===== Records shown
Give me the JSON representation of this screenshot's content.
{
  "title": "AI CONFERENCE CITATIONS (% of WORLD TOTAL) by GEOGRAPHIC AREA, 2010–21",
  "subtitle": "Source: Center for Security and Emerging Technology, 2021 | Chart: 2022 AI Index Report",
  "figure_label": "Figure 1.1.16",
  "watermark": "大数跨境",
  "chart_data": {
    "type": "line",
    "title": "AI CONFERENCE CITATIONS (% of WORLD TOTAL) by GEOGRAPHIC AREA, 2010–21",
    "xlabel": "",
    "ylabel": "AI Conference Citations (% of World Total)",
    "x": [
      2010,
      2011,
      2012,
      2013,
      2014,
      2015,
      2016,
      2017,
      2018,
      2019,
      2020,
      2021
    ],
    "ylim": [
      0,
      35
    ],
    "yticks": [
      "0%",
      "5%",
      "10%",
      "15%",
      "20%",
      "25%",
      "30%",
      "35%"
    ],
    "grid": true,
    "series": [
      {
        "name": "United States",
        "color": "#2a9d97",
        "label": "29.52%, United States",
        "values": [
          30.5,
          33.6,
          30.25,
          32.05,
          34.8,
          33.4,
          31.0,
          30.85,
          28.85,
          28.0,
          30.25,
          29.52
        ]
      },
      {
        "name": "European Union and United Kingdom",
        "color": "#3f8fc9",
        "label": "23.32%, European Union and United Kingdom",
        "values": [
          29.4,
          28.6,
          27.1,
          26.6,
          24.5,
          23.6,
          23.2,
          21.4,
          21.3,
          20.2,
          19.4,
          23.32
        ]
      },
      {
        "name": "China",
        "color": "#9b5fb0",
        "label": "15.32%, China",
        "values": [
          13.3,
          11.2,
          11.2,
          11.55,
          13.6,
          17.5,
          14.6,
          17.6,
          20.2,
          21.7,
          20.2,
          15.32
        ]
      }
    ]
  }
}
==========
**Given problem:** Transcribe the whole listing exactly.

**Result:**
Give me the JSON representation of this screenshot's content.
{
  "title": "AI CONFERENCE CITATIONS (% of WORLD TOTAL) by GEOGRAPHIC AREA, 2010–21",
  "subtitle": "Source: Center for Security and Emerging Technology, 2021 | Chart: 2022 AI Index Report",
  "figure_label": "Figure 1.1.16",
  "watermark": "大数跨境",
  "chart_data": {
    "type": "line",
    "title": "AI CONFERENCE CITATIONS (% of WORLD TOTAL) by GEOGRAPHIC AREA, 2010–21",
    "xlabel": "",
    "ylabel": "AI Conference Citations (% of World Total)",
    "x": [
      2010,
      2011,
      2012,
      2013,
      2014,
      2015,
      2016,
      2017,
      2018,
      2019,
      2020,
      2021
    ],
    "ylim": [
      0,
      35
    ],
    "yticks": [
      "0%",
      "5%",
      "10%",
      "15%",
      "20%",
      "25%",
      "30%",
      "35%"
    ],
    "grid": true,
    "series": [
      {
        "name": "United States",
        "color": "#2a9d97",
        "label": "29.52%, United States",
        "values": [
          30.5,
          33.6,
          30.25,
          32.05,
          34.8,
          33.4,
          31.0,
          30.85,
          28.85,
          28.0,
          30.25,
          29.52
        ]
      },
      {
        "name": "European Union and United Kingdom",
        "color": "#3f8fc9",
        "label": "23.32%, European Union and United Kingdom",
        "values": [
          29.4,
          28.6,
          27.1,
          26.6,
          24.5,
          23.6,
          23.2,
          21.4,
          21.3,
          20.2,
          19.4,
          23.32
        ]
      },
      {
        "name": "China",
        "color": "#9b5fb0",
        "label": "15.32%, China",
        "values": [
          13.3,
          11.2,
          11.2,
          11.55,
          13.6,
          17.5,
          14.6,
          17.6,
          20.2,
          21.7,
          20.2,
          15.32
        ]
      }
    ]
  }
}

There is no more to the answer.